While that was certainly my experience, it was not mine alone. Over the course of human history the gravity well of religion has kept most human minds and actions in a close orbit around tradition. Our evolutionary impulse to listen to our parents has a reasonable grounding – one does not want to test whether they should or should not jump from a cliff edge – but it lends itself to easy abuse. The acceptance of parental authority is easily translated into other social spheres. We learn to obey authority figures and to respect status. But some of us seem incapable of doing so and therefore feel compelled, usually by good reasons and intentions, to contest the legitimacy of authority wherever we find it. When humans sought answers to questions we did not have the knowledge to truly understand, we thrust those questions up to the gods to answer. Religion is a very human impulse, but so too is the tendency to reject it. It seems inevitable that humanity would eat from the tree of knowledge of good and evil at some point.

• DATA EXCERPT
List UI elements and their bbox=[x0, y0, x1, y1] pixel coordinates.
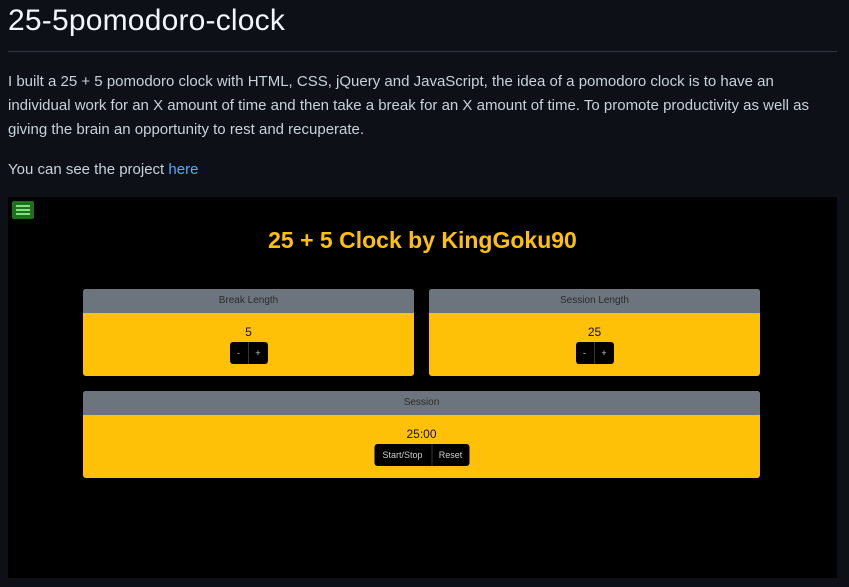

• WHAT IS BEING ASKED
Continue the passage on religion and the rejection of authority, starting after its final sentence.

• THE ANSWER
Still, that has not gone well for those who have asserted intellectual independence, specifically in the realm of religion. The length of the list containing names of those socially excluded, banished, fined, imprisoned, beaten, tortured, and killed because they asserted a disbelief in the one, or many gods, will never fully be known. Rest assured, it is long, and more names are added every day. One needs to look no further than Saudi Arabia, Israel, Syria, or Iraq see the potential dangers of the strength of will it takes to stand by your supernatural convictions. While for me the threat of death or imprisonment was slight, the social exclusion was real. Invariably after admitting that I was an atheist I was immediately put on the defensive. The barrage of questions – so easily answered by priests, rabbis and imams – came rushing forth. The answers I gave, tough as they are to accept, were rarely granted with grace. Some people even refused to go that far, condemning me as the holder of a dangerous and potentially treasonous idea that should be avoided if not simply suppressed. To be an atheist was and still is tantamount to not being a full member of society, at least not one in good standing. Rather, we atheists should be pushed to the margins and had a close eye kept on and preferably to, again, stay quiet. For the first time in my life I felt the social weight of a minority status.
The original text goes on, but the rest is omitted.